* What is expected
Reproduce every one of the stored dataset items below verbatim, line for line, omitting the pictures from your output.

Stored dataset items

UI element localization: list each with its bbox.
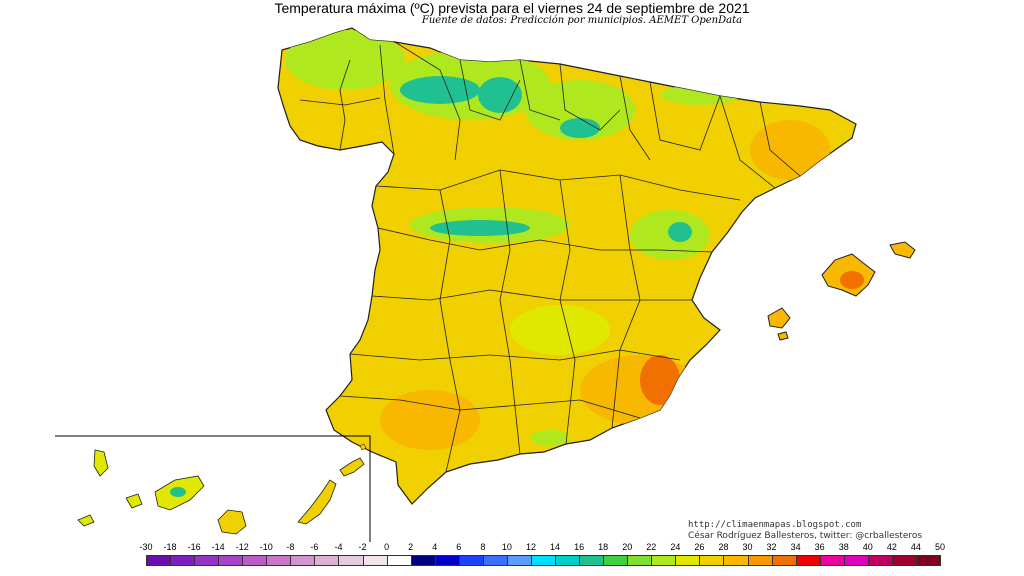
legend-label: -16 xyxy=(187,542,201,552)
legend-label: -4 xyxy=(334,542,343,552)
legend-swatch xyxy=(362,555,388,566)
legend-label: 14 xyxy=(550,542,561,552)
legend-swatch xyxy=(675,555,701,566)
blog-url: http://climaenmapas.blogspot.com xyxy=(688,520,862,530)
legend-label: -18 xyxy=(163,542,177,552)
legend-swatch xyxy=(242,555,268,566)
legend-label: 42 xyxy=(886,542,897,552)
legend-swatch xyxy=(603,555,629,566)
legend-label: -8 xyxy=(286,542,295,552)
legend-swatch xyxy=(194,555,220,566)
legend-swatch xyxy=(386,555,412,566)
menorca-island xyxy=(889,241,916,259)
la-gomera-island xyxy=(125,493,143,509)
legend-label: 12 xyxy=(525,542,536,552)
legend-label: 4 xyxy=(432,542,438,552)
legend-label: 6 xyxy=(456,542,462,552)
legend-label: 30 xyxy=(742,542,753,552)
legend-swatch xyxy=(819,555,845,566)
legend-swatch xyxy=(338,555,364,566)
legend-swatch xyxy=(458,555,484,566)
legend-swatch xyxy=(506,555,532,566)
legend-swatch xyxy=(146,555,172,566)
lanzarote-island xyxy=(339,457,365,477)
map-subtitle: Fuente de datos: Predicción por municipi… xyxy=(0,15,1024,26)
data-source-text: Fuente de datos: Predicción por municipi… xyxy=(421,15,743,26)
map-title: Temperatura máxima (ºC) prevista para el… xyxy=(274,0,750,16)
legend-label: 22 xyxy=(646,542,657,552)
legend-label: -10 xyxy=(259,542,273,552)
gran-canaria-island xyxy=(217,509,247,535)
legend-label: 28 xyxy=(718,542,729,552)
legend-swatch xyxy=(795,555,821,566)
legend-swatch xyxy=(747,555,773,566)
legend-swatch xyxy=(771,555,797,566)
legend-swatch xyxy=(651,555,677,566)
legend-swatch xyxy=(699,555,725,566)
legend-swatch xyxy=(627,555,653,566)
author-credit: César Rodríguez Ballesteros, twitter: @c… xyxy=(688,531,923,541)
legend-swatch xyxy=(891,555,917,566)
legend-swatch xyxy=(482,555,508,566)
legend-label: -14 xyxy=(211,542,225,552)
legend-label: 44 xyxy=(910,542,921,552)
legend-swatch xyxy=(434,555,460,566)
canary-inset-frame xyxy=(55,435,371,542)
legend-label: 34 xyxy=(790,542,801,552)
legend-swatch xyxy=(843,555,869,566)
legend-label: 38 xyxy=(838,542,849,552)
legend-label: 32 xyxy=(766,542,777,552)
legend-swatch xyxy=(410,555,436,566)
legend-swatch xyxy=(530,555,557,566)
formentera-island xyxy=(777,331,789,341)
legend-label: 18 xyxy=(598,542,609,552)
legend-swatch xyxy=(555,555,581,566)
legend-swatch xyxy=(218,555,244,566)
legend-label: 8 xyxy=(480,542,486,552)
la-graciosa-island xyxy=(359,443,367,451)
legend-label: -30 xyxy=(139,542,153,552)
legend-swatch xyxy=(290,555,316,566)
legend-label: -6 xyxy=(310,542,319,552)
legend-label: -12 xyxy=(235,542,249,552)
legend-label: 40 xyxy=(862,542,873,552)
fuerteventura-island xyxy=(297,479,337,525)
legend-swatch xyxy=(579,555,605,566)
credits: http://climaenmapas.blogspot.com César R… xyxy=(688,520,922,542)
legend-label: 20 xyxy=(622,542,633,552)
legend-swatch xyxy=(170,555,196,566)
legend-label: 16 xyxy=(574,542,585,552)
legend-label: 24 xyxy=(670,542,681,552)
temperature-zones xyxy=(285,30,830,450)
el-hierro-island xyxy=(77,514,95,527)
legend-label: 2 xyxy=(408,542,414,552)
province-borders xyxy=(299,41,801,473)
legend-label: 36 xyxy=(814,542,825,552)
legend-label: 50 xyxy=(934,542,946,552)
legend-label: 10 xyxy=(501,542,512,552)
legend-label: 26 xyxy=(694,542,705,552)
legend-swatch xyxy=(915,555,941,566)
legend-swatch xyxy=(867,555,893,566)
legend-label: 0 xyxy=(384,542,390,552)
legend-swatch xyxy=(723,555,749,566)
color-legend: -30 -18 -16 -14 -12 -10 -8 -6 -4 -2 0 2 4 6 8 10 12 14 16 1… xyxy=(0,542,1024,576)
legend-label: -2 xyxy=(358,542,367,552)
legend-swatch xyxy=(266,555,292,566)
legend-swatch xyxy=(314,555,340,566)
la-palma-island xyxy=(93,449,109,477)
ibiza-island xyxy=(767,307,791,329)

* Expected answer
UI element localization: list each with its bbox.
legend-label: -16 xyxy=(187,542,201,552)
legend-label: -4 xyxy=(334,542,343,552)
legend-swatch xyxy=(362,555,388,566)
legend-label: 14 xyxy=(550,542,561,552)
legend-swatch xyxy=(675,555,701,566)
blog-url: http://climaenmapas.blogspot.com xyxy=(688,520,862,530)
legend-label: -18 xyxy=(163,542,177,552)
legend-swatch xyxy=(242,555,268,566)
legend-label: 42 xyxy=(886,542,897,552)
legend-swatch xyxy=(603,555,629,566)
legend-label: -8 xyxy=(286,542,295,552)
legend-swatch xyxy=(194,555,220,566)
legend-swatch xyxy=(386,555,412,566)
menorca-island xyxy=(889,241,916,259)
la-gomera-island xyxy=(125,493,143,509)
legend-label: 12 xyxy=(525,542,536,552)
legend-label: 4 xyxy=(432,542,438,552)
legend-label: 6 xyxy=(456,542,462,552)
legend-label: 30 xyxy=(742,542,753,552)
legend-swatch xyxy=(819,555,845,566)
legend-swatch xyxy=(338,555,364,566)
legend-swatch xyxy=(458,555,484,566)
legend-swatch xyxy=(506,555,532,566)
legend-swatch xyxy=(146,555,172,566)
lanzarote-island xyxy=(339,457,365,477)
map-subtitle: Fuente de datos: Predicción por municipi… xyxy=(0,15,1024,26)
data-source-text: Fuente de datos: Predicción por municipi… xyxy=(421,15,743,26)
map-title: Temperatura máxima (ºC) prevista para el… xyxy=(274,0,750,16)
legend-label: 22 xyxy=(646,542,657,552)
legend-label: -10 xyxy=(259,542,273,552)
gran-canaria-island xyxy=(217,509,247,535)
legend-label: 28 xyxy=(718,542,729,552)
legend-swatch xyxy=(795,555,821,566)
legend-swatch xyxy=(747,555,773,566)
legend-swatch xyxy=(771,555,797,566)
legend-swatch xyxy=(651,555,677,566)
legend-swatch xyxy=(699,555,725,566)
legend-swatch xyxy=(627,555,653,566)
author-credit: César Rodríguez Ballesteros, twitter: @c… xyxy=(688,531,923,541)
legend-swatch xyxy=(891,555,917,566)
legend-swatch xyxy=(482,555,508,566)
legend-label: -14 xyxy=(211,542,225,552)
legend-label: 44 xyxy=(910,542,921,552)
legend-swatch xyxy=(434,555,460,566)
canary-inset-frame xyxy=(55,435,371,542)
legend-label: 34 xyxy=(790,542,801,552)
legend-swatch xyxy=(843,555,869,566)
legend-label: 38 xyxy=(838,542,849,552)
legend-label: 32 xyxy=(766,542,777,552)
legend-swatch xyxy=(410,555,436,566)
legend-swatch xyxy=(530,555,557,566)
formentera-island xyxy=(777,331,789,341)
legend-label: 18 xyxy=(598,542,609,552)
legend-swatch xyxy=(555,555,581,566)
legend-swatch xyxy=(218,555,244,566)
legend-label: 8 xyxy=(480,542,486,552)
la-graciosa-island xyxy=(359,443,367,451)
legend-label: -30 xyxy=(139,542,153,552)
legend-swatch xyxy=(290,555,316,566)
legend-label: -6 xyxy=(310,542,319,552)
legend-label: -12 xyxy=(235,542,249,552)
legend-label: 40 xyxy=(862,542,873,552)
fuerteventura-island xyxy=(297,479,337,525)
legend-swatch xyxy=(579,555,605,566)
credits: http://climaenmapas.blogspot.com César R… xyxy=(688,520,922,542)
legend-label: 20 xyxy=(622,542,633,552)
legend-swatch xyxy=(170,555,196,566)
legend-label: 16 xyxy=(574,542,585,552)
legend-label: 24 xyxy=(670,542,681,552)
temperature-zones xyxy=(285,30,830,450)
el-hierro-island xyxy=(77,514,95,527)
legend-label: 2 xyxy=(408,542,414,552)
province-borders xyxy=(299,41,801,473)
legend-label: 36 xyxy=(814,542,825,552)
legend-label: 50 xyxy=(934,542,946,552)
legend-label: 10 xyxy=(501,542,512,552)
legend-label: 26 xyxy=(694,542,705,552)
legend-swatch xyxy=(915,555,941,566)
legend-swatch xyxy=(867,555,893,566)
legend-label: 0 xyxy=(384,542,390,552)
legend-swatch xyxy=(723,555,749,566)
color-legend: -30 -18 -16 -14 -12 -10 -8 -6 -4 -2 0 2 4 6 8 10 12 14 16 1… xyxy=(0,542,1024,576)
legend-label: -2 xyxy=(358,542,367,552)
legend-swatch xyxy=(266,555,292,566)
legend-swatch xyxy=(314,555,340,566)
la-palma-island xyxy=(93,449,109,477)
ibiza-island xyxy=(767,307,791,329)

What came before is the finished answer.